Challenges:
**a)** Using only the extract on keypad expansions, decide whether each statement agrees with it: (i) the author precomputed the optimal expansions and hardcoded them in the program's source code; (ii) the author has a definite mathematical explanation for why expanding each chunk twice works; (iii) the expand function is called twice at every layer. For each, answer yes or no and quote the deciding words of the extract.
**b)** Write out the passage of the extract on keypad expansions that lies between "Here is my solution" and "length of solution.", inclusive.

Extract provided:

-----

Entire command is just combination of these 23 small chunks Irrespective of at which layer the robot is sitting.

In my approach, I first precomputed optimal expansions and hardcoded those in the source code of my program.

I did some permutation and combination and realized that expanding each chunk twice gave me a clear answer for which expansion was the most optimal. While I do not have definite “math” for why it works. But I believe it works because, expanding twice is enough to give me expansions of different length.

Here is the code I used to find the expansions, Its not the best but its readable enough.

improvised pseudocode

type Command = dict[str, int]

class Keypad(): ...

numeric_keypad = Keypad(...)
directional_keypad = Keypad(...)

# hardcode pre-computed expansions in this function
def expand(i: Command, keypad: Keypad) -> Command: ...

def cost(i: command) -> int: ...

res: Command = expand({"313A": 1}, numeric_keypad)
for _ in range(25):
    res = expand(res)

return cost(res)

And the last part is generating a new Command at each layer using pre computed expansions and then calculate the Cost of the Command we arrive at after N layers.

Here is my solution I used to solve this problem: code

This approach solves P2 in just few ms in my go solution. and perhaps it can solve the problem with way more layers. but at that point you should be more worried about hitting limits of int64.

Big O Notation

Each expansion step operates over a map whose maximum size is 23 for the given keypad. which is practically constant time. expand function is called once at every layer so the big O notation is: O(L)

where, L = No. of Layers

Conclusion

While part 2 of the problem looks difficult on surface, it can be easily tackled by breaking it down and getting rid of the information that is unneeded and working with least information required to find the length of solution.

Tscheus!

-----

Data:
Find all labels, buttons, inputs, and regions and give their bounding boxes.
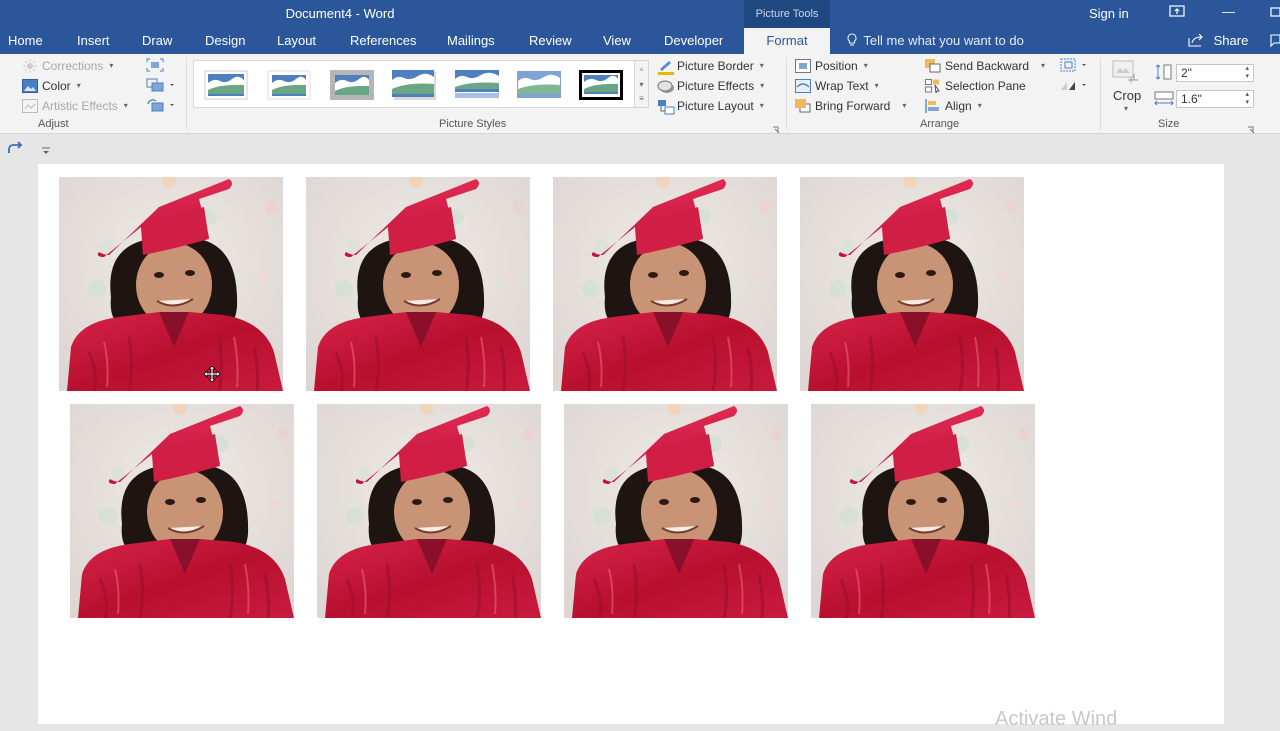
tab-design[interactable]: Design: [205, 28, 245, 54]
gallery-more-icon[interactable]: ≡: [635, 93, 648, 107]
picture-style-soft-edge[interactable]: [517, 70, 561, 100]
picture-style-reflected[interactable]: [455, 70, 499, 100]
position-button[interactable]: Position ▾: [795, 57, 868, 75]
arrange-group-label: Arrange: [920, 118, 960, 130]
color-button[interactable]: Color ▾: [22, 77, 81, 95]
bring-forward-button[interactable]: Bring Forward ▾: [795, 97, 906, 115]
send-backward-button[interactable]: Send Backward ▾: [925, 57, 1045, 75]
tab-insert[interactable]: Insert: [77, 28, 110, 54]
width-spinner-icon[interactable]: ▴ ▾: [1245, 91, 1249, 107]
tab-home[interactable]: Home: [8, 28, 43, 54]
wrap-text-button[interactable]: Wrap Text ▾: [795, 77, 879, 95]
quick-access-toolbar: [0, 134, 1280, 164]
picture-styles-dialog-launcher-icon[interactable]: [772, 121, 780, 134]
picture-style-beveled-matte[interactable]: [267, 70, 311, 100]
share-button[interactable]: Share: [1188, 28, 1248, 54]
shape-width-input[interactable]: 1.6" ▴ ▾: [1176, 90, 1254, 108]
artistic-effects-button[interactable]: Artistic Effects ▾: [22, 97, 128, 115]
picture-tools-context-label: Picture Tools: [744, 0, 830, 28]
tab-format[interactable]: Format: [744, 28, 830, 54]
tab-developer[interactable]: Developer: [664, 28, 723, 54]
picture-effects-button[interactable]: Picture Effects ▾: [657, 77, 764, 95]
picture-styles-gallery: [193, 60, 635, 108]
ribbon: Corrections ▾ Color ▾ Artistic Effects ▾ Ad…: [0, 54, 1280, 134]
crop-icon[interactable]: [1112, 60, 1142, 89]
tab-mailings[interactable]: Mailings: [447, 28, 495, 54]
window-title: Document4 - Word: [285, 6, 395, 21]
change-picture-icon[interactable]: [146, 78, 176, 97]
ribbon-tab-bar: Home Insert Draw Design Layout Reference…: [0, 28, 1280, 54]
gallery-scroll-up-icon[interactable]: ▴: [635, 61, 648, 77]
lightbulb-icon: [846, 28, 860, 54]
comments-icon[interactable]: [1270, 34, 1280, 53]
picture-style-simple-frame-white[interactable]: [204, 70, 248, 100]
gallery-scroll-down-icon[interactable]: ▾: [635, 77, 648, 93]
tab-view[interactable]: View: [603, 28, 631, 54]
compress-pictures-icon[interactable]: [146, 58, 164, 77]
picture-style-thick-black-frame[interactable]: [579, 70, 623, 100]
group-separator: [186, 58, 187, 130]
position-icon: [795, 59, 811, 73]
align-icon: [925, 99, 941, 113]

-----

Solution set:
**a)**
(i) Yes: "I first precomputed optimal expansions and hardcoded those in the source code of my program."
(ii) No: "While I do not have definite “math” for why it works."
(iii) No: "expand function is called once at every layer"

**b)**
Here is my solution I used to solve this problem: code

This approach solves P2 in just few ms in my go solution. and perhaps it can solve the problem with way more layers. but at that point you should be more worried about hitting limits of int64.

Big O Notation

Each expansion step operates over a map whose maximum size is 23 for the given keypad. which is practically constant time. expand function is called once at every layer so the big O notation is: O(L)

where, L = No. of Layers

Conclusion

While part 2 of the problem looks difficult on surface, it can be easily tackled by breaking it down and getting rid of the information that is unneeded and working with least information required to find the length of solution.